*Passage*
(begin)

On top of the layered view:

  • Animated replay — watch the scanpath unfold fixation by fixation, at real or scaled speed; export it as interactive HTML or a self-playing GIF / MP4 clip for slides and papers.
  • Compare two trials — overlaid on one canvas or side-by-side (e.g. ordinary vs. information-seeking reading, first vs. repeated reading, L1 vs. L2).
  • Critical-span highlight — mark a region of interest (e.g. an answer span) by color or border to see at a glance whether it was read.
  • Out-of-text & by-line — flag fixations that land outside every word box, or color fixations by the text line they fall on.
  • Fully customizable — map any field to color, size, or axes; set the plot background (white or a neutral gray); every toggle, palette, and scale is independent.

Two readers of the same paragraph, animated on a shared real-time clock

Overlay a second reading to compare two readers of the same text on a shared real-time clock.


The four tabs

Tab What's there
Interactive Plot The layered scanpath view, trial picker (by trial / text / participant), trial metadata, and two-trial comparison.
Animated Scanpath Frame-by-frame replay; each frame lasts the actual fixation duration ÷ playback speed. Export as interactive HTML, GIF, or MP4.
Raw Data Paginated word, fixation, and raw-gaze tables, each with CSV + Parquet download.
Data Statistics Summary stats (mean fixation duration, saccade amplitude, regression rate, reading speed), a fixation-duration distribution, and a per-word reading-measure bar plot.

The Scanpath Studio app


Reading measures from raw fixations

If your data only carries raw fixations, the app computes the canonical per-word measures itself (pre-aggregated EyeLink columns, if present, take precedence):

Measure Definition
FFD — first fixation duration duration of the first fixation to land on the word
FPRT / gaze duration sum of fixations from first entry until the eye first leaves
RPD / go-past time sum of fixations from first entry until the eye first moves past the word
TFD / dwell sum of all fixations on the word
fixation count, skip, regression in/out, saccade amplitude standard reading-research flags and counts

Definitions follow Rayner (1998) and Inhoff & Radach (1998).


Triage your trials

Filter the trial pool by condition — information-seeking Hunting vs. ordinary Gathering reading, difficulty, first vs. repeated reading, answer correctness — or by your own annotations. Star favorites, tag trials (e.g. "To exclude"), and jot per-trial notes; download everything as a JSON sidecar and restore it in a later session.

(end)

Element and region listings:

(begin)

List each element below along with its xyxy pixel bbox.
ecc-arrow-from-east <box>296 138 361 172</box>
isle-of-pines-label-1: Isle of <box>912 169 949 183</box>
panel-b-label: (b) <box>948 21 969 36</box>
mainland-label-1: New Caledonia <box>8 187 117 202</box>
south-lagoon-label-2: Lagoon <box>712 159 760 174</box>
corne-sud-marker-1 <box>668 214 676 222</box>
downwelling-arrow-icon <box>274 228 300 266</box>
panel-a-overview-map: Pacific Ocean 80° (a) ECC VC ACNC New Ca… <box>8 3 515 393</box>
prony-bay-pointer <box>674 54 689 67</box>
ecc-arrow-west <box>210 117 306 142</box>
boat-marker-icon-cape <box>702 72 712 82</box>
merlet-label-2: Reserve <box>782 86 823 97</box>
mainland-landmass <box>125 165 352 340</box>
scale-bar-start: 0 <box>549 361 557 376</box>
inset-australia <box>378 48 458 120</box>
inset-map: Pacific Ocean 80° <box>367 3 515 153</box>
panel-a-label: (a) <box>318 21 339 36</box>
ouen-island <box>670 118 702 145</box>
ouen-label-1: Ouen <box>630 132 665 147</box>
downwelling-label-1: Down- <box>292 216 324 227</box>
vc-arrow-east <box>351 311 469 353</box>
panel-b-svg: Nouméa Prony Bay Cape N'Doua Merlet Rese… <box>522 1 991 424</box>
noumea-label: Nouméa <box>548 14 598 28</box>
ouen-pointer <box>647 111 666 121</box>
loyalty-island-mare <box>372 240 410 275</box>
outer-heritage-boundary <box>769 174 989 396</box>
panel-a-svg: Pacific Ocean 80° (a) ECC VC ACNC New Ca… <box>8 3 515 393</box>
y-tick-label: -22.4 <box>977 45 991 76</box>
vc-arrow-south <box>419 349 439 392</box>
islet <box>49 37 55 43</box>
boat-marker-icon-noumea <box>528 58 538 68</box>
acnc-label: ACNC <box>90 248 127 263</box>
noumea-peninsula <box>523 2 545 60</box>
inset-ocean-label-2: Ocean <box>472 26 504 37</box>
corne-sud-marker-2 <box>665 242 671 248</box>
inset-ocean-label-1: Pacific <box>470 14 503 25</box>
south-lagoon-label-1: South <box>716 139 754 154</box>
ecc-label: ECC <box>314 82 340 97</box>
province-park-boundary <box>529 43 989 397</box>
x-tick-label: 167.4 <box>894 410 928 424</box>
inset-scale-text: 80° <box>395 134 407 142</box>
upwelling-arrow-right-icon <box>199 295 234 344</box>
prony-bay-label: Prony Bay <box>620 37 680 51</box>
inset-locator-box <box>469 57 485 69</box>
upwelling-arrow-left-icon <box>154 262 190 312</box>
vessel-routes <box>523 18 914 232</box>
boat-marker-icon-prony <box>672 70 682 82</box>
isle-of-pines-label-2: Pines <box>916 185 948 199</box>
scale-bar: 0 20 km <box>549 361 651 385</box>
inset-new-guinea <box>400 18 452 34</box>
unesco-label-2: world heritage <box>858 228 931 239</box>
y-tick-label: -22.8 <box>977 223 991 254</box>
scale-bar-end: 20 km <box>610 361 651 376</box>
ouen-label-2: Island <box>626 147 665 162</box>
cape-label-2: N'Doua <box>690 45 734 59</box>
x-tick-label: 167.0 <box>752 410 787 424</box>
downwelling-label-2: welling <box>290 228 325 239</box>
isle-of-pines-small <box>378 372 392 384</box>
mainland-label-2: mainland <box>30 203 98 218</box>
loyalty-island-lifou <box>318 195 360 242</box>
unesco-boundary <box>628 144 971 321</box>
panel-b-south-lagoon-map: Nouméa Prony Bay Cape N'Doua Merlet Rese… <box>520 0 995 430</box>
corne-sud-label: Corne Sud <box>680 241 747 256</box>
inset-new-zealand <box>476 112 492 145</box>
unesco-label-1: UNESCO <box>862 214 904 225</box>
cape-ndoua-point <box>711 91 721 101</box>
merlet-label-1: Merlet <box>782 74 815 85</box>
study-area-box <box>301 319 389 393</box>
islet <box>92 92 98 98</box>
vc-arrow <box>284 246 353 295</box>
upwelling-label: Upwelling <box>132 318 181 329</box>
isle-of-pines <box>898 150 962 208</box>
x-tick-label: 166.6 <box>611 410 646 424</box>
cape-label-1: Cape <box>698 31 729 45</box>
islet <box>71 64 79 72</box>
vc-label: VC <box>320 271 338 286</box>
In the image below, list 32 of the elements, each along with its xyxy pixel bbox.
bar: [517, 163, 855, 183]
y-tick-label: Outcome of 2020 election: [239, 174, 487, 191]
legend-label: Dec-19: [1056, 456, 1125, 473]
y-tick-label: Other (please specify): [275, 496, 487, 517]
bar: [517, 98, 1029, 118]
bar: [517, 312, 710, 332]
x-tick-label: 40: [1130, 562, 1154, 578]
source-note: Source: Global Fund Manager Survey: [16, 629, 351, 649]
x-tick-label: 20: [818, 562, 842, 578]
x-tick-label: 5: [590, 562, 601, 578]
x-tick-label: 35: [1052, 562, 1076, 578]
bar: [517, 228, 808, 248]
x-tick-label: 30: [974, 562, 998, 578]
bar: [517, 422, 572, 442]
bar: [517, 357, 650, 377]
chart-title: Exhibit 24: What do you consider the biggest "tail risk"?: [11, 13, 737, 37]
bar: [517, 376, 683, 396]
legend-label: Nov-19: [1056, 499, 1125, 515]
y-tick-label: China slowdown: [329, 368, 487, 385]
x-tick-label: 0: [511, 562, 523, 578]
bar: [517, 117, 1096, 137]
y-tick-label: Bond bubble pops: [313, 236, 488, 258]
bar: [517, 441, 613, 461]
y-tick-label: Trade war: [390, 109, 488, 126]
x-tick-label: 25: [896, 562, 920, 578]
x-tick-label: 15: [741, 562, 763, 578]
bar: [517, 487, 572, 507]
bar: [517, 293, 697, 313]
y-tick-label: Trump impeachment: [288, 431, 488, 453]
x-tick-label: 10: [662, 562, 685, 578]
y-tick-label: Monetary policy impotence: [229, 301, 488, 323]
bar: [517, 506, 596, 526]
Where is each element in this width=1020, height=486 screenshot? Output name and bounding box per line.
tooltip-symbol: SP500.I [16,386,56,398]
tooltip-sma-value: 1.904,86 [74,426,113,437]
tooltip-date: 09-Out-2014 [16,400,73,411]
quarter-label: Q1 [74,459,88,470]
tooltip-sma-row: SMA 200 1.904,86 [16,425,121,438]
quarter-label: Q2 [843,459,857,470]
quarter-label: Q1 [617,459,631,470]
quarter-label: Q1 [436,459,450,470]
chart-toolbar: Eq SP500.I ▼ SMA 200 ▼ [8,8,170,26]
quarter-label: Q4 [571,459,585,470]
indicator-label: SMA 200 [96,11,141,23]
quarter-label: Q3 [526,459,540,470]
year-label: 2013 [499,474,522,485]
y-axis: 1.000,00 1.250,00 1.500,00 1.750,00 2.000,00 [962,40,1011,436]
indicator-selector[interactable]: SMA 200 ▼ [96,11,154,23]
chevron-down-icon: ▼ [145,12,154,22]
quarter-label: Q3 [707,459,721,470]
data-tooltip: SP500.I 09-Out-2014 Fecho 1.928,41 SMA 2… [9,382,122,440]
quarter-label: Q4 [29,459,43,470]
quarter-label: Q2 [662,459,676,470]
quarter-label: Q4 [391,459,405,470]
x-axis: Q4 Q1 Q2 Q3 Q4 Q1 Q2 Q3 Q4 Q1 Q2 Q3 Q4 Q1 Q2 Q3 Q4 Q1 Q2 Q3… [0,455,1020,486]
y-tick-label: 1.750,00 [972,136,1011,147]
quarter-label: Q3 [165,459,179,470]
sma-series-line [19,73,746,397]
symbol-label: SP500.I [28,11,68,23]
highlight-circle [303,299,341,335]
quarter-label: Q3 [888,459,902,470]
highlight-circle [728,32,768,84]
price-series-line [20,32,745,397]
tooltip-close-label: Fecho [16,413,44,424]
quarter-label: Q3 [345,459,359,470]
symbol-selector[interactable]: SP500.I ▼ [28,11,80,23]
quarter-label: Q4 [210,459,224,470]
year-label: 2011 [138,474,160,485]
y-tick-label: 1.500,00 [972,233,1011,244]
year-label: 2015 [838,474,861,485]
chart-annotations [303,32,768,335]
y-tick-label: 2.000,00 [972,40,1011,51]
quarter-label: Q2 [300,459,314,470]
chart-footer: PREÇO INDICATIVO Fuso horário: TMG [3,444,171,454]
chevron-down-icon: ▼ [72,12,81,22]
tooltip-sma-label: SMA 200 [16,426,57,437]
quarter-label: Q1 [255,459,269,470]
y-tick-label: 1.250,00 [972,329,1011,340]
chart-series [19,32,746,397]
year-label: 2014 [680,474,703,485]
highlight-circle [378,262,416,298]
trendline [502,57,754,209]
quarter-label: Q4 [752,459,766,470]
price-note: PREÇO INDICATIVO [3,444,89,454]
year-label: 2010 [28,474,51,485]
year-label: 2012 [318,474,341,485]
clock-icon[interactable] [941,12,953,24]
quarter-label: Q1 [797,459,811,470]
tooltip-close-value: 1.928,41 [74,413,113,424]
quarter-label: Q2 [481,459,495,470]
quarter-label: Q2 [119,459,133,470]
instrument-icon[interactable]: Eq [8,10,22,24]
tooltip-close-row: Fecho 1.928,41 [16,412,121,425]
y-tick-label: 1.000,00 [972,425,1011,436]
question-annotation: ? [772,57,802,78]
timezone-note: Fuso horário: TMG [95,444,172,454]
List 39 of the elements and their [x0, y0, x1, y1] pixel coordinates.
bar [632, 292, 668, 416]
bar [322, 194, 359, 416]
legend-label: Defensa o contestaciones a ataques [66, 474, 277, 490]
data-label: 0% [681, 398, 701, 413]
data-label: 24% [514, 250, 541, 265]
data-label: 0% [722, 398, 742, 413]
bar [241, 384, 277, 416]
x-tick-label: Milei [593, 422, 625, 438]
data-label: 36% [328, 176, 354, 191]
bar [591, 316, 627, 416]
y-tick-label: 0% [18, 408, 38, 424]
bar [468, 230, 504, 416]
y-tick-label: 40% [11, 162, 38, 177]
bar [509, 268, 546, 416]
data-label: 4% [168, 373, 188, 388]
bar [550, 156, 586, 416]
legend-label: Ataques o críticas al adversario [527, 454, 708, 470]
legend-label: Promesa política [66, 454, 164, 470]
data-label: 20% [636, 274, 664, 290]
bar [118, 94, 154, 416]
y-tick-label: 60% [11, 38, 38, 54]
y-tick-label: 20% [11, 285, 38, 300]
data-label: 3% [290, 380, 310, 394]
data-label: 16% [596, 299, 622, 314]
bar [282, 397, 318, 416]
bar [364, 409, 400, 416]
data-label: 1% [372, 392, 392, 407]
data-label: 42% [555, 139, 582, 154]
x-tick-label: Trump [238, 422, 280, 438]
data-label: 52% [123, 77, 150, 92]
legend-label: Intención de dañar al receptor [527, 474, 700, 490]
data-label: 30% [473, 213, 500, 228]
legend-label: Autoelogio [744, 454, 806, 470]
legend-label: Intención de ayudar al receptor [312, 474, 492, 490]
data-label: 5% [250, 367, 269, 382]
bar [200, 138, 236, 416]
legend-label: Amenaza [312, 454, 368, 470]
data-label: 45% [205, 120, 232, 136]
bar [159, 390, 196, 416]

(end)

*Given instruction 1*
Edit the Scanpath Studio passage: reproduce everything from "Two readers of the same paragraph, animated" down to "CSV + Parquet download.", putting "synchronized clock" wherever "real-time clock" appears.
*Given instruction 2*
According to the Scanpath Studio passage, how long does each frame last in the Animated Scanpath tab?
The material stands apart from the Scanpath Studio passage.

*Problem solution 1*
Two readers of the same paragraph, animated on a shared synchronized clock

Overlay a second reading to compare two readers of the same text on a shared synchronized clock.


The four tabs

Tab What's there
Interactive Plot The layered scanpath view, trial picker (by trial / text / participant), trial metadata, and two-trial comparison.
Animated Scanpath Frame-by-frame replay; each frame lasts the actual fixation duration ÷ playback speed. Export as interactive HTML, GIF, or MP4.
Raw Data Paginated word, fixation, and raw-gaze tables, each with CSV + Parquet download.

*Problem solution 2*
Each frame lasts the actual fixation duration divided by the playback speed.